| WORK INSTRUCTIONS |
Gather every line that includes the word "color", please.

**********

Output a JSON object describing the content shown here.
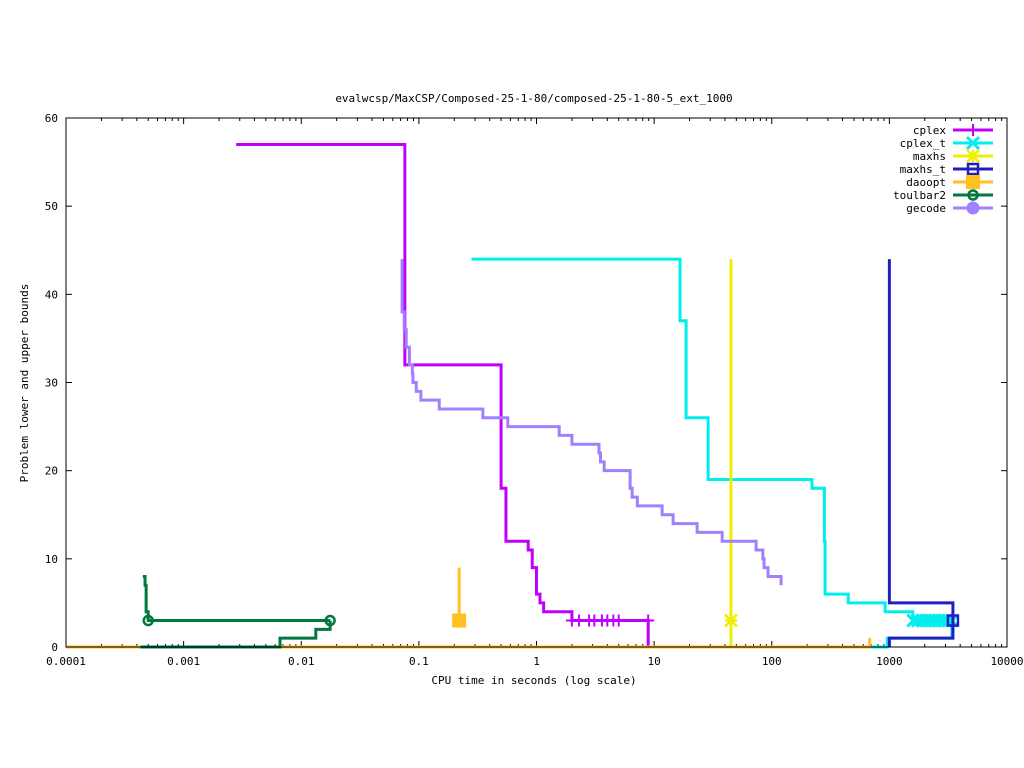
{
  "chart_data": {
    "type": "line",
    "title": "evalwcsp/MaxCSP/Composed-25-1-80/composed-25-1-80-5_ext_1000",
    "xlabel": "CPU time in seconds (log scale)",
    "ylabel": "Problem lower and upper bounds",
    "xscale": "log",
    "xlim": [
      0.0001,
      10000
    ],
    "ylim": [
      0,
      60
    ],
    "xticks": [
      0.0001,
      0.001,
      0.01,
      0.1,
      1,
      10,
      100,
      1000,
      10000
    ],
    "xtick_labels": [
      "0.0001",
      "0.001",
      "0.01",
      "0.1",
      "1",
      "10",
      "100",
      "1000",
      "10000"
    ],
    "yticks": [
      0,
      10,
      20,
      30,
      40,
      50,
      60
    ],
    "ytick_labels": [
      "0",
      "10",
      "20",
      "30",
      "40",
      "50",
      "60"
    ],
    "legend_position": "top-right",
    "series": [
      {
        "name": "cplex",
        "color": "#c000ff",
        "marker": "plus",
        "segments": [
          [
            [
              0.0028,
              57
            ],
            [
              0.076,
              32
            ],
            [
              0.5,
              18
            ],
            [
              0.55,
              12
            ],
            [
              0.85,
              11
            ],
            [
              0.92,
              9
            ],
            [
              1.0,
              6
            ],
            [
              1.07,
              5
            ],
            [
              1.15,
              4
            ],
            [
              2.0,
              3
            ],
            [
              8.9,
              3
            ],
            [
              8.9,
              0
            ]
          ]
        ],
        "markers": [
          [
            2.0,
            3
          ],
          [
            2.3,
            3
          ],
          [
            2.8,
            3
          ],
          [
            3.1,
            3
          ],
          [
            3.6,
            3
          ],
          [
            4.0,
            3
          ],
          [
            4.5,
            3
          ],
          [
            5.0,
            3
          ],
          [
            8.9,
            3
          ]
        ]
      },
      {
        "name": "cplex_t",
        "color": "#00eeee",
        "marker": "cross",
        "segments": [
          [
            [
              0.28,
              44
            ],
            [
              16.6,
              37
            ],
            [
              18.7,
              26
            ],
            [
              28.8,
              19
            ],
            [
              220,
              18
            ],
            [
              280,
              12
            ],
            [
              284,
              6
            ],
            [
              447,
              5
            ],
            [
              920,
              4
            ],
            [
              1580,
              3
            ],
            [
              3400,
              3
            ]
          ],
          [
            [
              680,
              0
            ],
            [
              960,
              0
            ],
            [
              960,
              1
            ],
            [
              3400,
              1
            ],
            [
              3400,
              3
            ]
          ]
        ],
        "markers": [
          [
            1600,
            3
          ],
          [
            1750,
            3
          ],
          [
            1900,
            3
          ],
          [
            2050,
            3
          ],
          [
            2200,
            3
          ],
          [
            2400,
            3
          ],
          [
            2600,
            3
          ],
          [
            2800,
            3
          ],
          [
            3000,
            3
          ],
          [
            3200,
            3
          ],
          [
            3400,
            3
          ]
        ]
      },
      {
        "name": "maxhs",
        "color": "#eeee00",
        "marker": "asterisk",
        "segments": [
          [
            [
              45,
              0
            ],
            [
              45,
              44
            ]
          ]
        ],
        "markers": [
          [
            45,
            3
          ]
        ]
      },
      {
        "name": "maxhs_t",
        "color": "#2020c0",
        "marker": "box",
        "segments": [
          [
            [
              1000,
              44
            ],
            [
              1000,
              5
            ],
            [
              3470,
              5
            ],
            [
              3470,
              3
            ]
          ],
          [
            [
              1000,
              0
            ],
            [
              1000,
              1
            ],
            [
              3470,
              1
            ],
            [
              3470,
              3
            ]
          ]
        ],
        "markers": [
          [
            3470,
            3
          ]
        ]
      },
      {
        "name": "daoopt",
        "color": "#ffc020",
        "marker": "filled-box",
        "segments": [
          [
            [
              0.0001,
              0
            ],
            [
              680,
              0
            ],
            [
              680,
              1
            ]
          ],
          [
            [
              0.22,
              3
            ],
            [
              0.22,
              9
            ]
          ]
        ],
        "markers": [
          [
            0.22,
            3
          ]
        ]
      },
      {
        "name": "toulbar2",
        "color": "#007840",
        "marker": "circle",
        "segments": [
          [
            [
              0.00045,
              8
            ],
            [
              0.00047,
              7
            ],
            [
              0.00048,
              4
            ],
            [
              0.0005,
              3
            ],
            [
              0.0176,
              3
            ]
          ],
          [
            [
              0.00043,
              0
            ],
            [
              0.0066,
              0
            ],
            [
              0.0066,
              1
            ],
            [
              0.0133,
              1
            ],
            [
              0.0133,
              2
            ],
            [
              0.0176,
              2
            ],
            [
              0.0176,
              3
            ]
          ]
        ],
        "markers": [
          [
            0.0005,
            3
          ],
          [
            0.0176,
            3
          ]
        ]
      },
      {
        "name": "gecode",
        "color": "#a080ff",
        "marker": "filled-circle",
        "segments": [
          [
            [
              0.072,
              44
            ],
            [
              0.072,
              38
            ],
            [
              0.075,
              36
            ],
            [
              0.078,
              34
            ],
            [
              0.083,
              32
            ],
            [
              0.088,
              31
            ],
            [
              0.089,
              30
            ],
            [
              0.095,
              29
            ],
            [
              0.104,
              28
            ],
            [
              0.149,
              27
            ],
            [
              0.35,
              26
            ],
            [
              0.57,
              25
            ],
            [
              1.56,
              24
            ],
            [
              2.0,
              23
            ],
            [
              3.4,
              22
            ],
            [
              3.5,
              21
            ],
            [
              3.76,
              20
            ],
            [
              6.25,
              18
            ],
            [
              6.5,
              17
            ],
            [
              7.2,
              16
            ],
            [
              11.7,
              15
            ],
            [
              14.5,
              14
            ],
            [
              23.2,
              13
            ],
            [
              37.9,
              12
            ],
            [
              73.6,
              11
            ],
            [
              84,
              10
            ],
            [
              86,
              9
            ],
            [
              93,
              8
            ],
            [
              120,
              8
            ],
            [
              120,
              7
            ]
          ]
        ],
        "markers": []
      }
    ]
  }
}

**********

| OUTPUT FOR THIS TASK |
        "color": "#c000ff",
        "color": "#00eeee",
        "color": "#eeee00",
        "color": "#2020c0",
        "color": "#ffc020",
        "color": "#007840",
        "color": "#a080ff",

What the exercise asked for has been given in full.